--- TASK INSTRUCTIONS ---
Please update the records below by replacing every "wall-poster" with "notice-board" and keeping everything else the same. Leave the pictures out of your answer.

--- LISTED ENTRIES ---

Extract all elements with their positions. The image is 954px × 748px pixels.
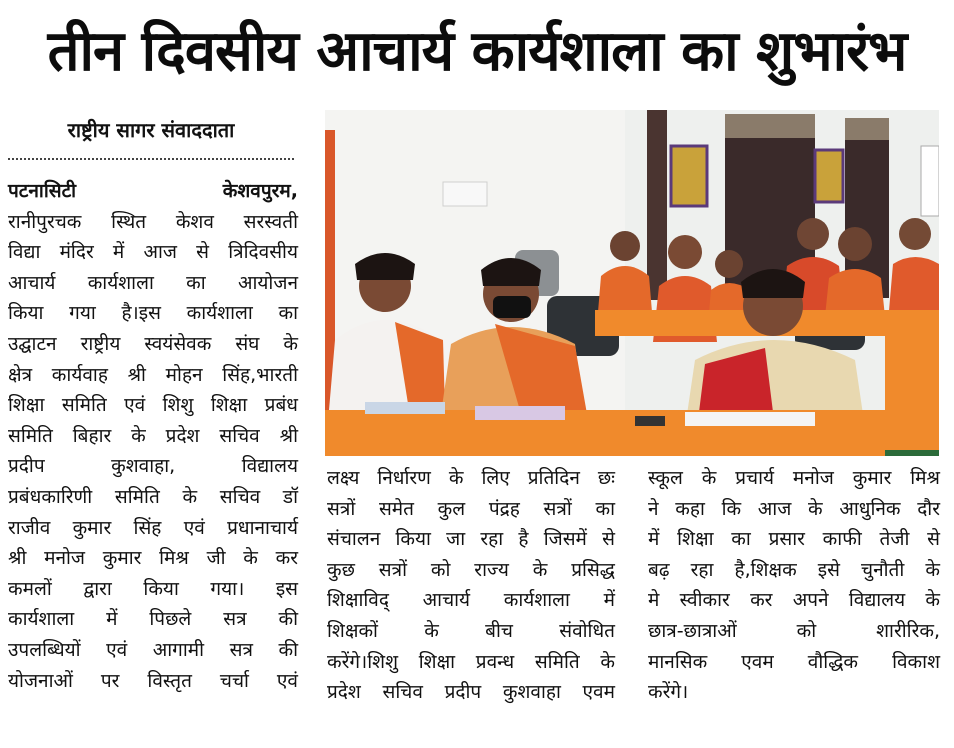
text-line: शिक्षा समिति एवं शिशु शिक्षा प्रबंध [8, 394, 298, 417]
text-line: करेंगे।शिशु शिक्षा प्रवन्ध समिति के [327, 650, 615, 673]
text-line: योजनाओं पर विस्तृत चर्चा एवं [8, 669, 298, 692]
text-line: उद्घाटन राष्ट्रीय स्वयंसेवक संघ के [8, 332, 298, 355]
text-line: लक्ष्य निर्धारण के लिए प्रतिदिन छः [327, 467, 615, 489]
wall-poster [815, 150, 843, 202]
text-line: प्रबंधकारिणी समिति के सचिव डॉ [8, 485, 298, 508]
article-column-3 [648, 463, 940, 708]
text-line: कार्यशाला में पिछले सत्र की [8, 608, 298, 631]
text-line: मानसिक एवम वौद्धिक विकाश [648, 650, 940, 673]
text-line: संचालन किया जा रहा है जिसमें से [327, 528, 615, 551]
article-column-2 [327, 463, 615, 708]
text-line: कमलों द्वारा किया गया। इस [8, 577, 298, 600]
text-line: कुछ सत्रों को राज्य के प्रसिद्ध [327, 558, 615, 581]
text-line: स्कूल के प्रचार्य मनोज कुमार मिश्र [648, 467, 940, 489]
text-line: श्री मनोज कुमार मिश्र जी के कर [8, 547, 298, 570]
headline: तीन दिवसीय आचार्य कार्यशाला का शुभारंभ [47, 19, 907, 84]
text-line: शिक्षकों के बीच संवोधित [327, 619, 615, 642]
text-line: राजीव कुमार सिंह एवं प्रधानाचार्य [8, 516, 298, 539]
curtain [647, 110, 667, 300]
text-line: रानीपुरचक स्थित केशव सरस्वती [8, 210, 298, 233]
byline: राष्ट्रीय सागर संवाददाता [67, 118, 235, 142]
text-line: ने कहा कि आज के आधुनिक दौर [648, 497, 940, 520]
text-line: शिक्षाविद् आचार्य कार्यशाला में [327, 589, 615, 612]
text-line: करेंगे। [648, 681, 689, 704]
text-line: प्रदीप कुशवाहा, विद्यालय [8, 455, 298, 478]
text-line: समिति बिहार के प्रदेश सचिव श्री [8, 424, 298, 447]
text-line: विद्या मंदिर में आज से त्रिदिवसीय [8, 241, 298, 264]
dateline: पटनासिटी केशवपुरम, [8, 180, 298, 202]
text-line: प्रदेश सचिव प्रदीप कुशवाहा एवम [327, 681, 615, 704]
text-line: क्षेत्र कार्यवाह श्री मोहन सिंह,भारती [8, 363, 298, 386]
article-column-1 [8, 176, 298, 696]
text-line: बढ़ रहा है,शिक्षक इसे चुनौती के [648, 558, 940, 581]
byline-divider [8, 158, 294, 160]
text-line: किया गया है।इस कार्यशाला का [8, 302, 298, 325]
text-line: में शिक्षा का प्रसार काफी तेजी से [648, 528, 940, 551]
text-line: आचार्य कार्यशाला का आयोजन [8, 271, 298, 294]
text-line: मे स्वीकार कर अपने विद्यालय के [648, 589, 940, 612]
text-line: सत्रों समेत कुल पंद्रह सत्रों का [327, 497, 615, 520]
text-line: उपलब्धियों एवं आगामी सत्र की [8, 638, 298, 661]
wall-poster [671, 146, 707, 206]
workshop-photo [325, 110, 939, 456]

--- EXPECTED ANSWER ---
Extract all elements with their positions. The image is 954px × 748px pixels.
text-line: शिक्षा समिति एवं शिशु शिक्षा प्रबंध [8, 394, 298, 417]
text-line: करेंगे।शिशु शिक्षा प्रवन्ध समिति के [327, 650, 615, 673]
text-line: योजनाओं पर विस्तृत चर्चा एवं [8, 669, 298, 692]
text-line: उद्घाटन राष्ट्रीय स्वयंसेवक संघ के [8, 332, 298, 355]
text-line: लक्ष्य निर्धारण के लिए प्रतिदिन छः [327, 467, 615, 489]
notice-board [815, 150, 843, 202]
text-line: प्रबंधकारिणी समिति के सचिव डॉ [8, 485, 298, 508]
article-column-3 [648, 463, 940, 708]
text-line: कार्यशाला में पिछले सत्र की [8, 608, 298, 631]
text-line: मानसिक एवम वौद्धिक विकाश [648, 650, 940, 673]
text-line: संचालन किया जा रहा है जिसमें से [327, 528, 615, 551]
article-column-2 [327, 463, 615, 708]
text-line: कमलों द्वारा किया गया। इस [8, 577, 298, 600]
text-line: कुछ सत्रों को राज्य के प्रसिद्ध [327, 558, 615, 581]
text-line: स्कूल के प्रचार्य मनोज कुमार मिश्र [648, 467, 940, 489]
text-line: श्री मनोज कुमार मिश्र जी के कर [8, 547, 298, 570]
headline: तीन दिवसीय आचार्य कार्यशाला का शुभारंभ [47, 19, 907, 84]
text-line: शिक्षकों के बीच संवोधित [327, 619, 615, 642]
text-line: राजीव कुमार सिंह एवं प्रधानाचार्य [8, 516, 298, 539]
curtain [647, 110, 667, 300]
text-line: रानीपुरचक स्थित केशव सरस्वती [8, 210, 298, 233]
byline: राष्ट्रीय सागर संवाददाता [67, 118, 235, 142]
text-line: ने कहा कि आज के आधुनिक दौर [648, 497, 940, 520]
text-line: शिक्षाविद् आचार्य कार्यशाला में [327, 589, 615, 612]
text-line: करेंगे। [648, 681, 689, 704]
text-line: प्रदीप कुशवाहा, विद्यालय [8, 455, 298, 478]
text-line: समिति बिहार के प्रदेश सचिव श्री [8, 424, 298, 447]
text-line: विद्या मंदिर में आज से त्रिदिवसीय [8, 241, 298, 264]
dateline: पटनासिटी केशवपुरम, [8, 180, 298, 202]
text-line: प्रदेश सचिव प्रदीप कुशवाहा एवम [327, 681, 615, 704]
text-line: क्षेत्र कार्यवाह श्री मोहन सिंह,भारती [8, 363, 298, 386]
article-column-1 [8, 176, 298, 696]
text-line: बढ़ रहा है,शिक्षक इसे चुनौती के [648, 558, 940, 581]
byline-divider [8, 158, 294, 160]
text-line: किया गया है।इस कार्यशाला का [8, 302, 298, 325]
text-line: में शिक्षा का प्रसार काफी तेजी से [648, 528, 940, 551]
text-line: आचार्य कार्यशाला का आयोजन [8, 271, 298, 294]
text-line: मे स्वीकार कर अपने विद्यालय के [648, 589, 940, 612]
text-line: सत्रों समेत कुल पंद्रह सत्रों का [327, 497, 615, 520]
text-line: उपलब्धियों एवं आगामी सत्र की [8, 638, 298, 661]
notice-board [671, 146, 707, 206]
workshop-photo [325, 110, 939, 456]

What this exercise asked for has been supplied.